> **WHAT YOU ARE ASKED TO DO**:
List each line of the data that holds the string "forint".

══ PROVIDED DATA

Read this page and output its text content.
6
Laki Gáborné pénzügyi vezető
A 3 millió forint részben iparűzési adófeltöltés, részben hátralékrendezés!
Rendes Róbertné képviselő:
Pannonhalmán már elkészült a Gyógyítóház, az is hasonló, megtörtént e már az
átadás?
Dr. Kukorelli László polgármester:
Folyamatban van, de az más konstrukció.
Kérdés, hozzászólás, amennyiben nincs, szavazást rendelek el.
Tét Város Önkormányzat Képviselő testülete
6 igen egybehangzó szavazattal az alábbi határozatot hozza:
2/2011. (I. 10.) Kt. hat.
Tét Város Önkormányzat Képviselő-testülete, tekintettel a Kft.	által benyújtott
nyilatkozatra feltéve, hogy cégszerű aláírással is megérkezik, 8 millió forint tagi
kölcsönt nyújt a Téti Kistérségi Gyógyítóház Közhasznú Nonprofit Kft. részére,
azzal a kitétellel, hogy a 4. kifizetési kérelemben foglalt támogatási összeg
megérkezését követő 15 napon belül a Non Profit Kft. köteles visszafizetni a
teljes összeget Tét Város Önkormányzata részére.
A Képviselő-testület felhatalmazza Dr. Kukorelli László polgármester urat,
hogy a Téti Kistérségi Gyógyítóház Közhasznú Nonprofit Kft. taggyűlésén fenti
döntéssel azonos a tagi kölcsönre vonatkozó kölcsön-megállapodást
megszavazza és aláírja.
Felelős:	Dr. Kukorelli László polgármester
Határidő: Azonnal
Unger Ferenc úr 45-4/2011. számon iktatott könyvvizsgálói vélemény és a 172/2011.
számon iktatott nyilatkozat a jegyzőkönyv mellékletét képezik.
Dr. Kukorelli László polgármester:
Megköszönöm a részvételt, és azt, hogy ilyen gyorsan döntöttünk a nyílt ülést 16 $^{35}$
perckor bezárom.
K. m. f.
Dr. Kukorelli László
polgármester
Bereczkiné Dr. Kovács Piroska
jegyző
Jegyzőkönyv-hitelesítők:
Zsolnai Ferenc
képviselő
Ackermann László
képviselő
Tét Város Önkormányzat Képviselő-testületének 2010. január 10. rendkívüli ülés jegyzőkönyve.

════

> **CORRECT ANSWER**:
A 3 millió forint részben iparűzési adófeltöltés, részben hátralékrendezés!
nyilatkozatra feltéve, hogy cégszerű aláírással is megérkezik, 8 millió forint tagi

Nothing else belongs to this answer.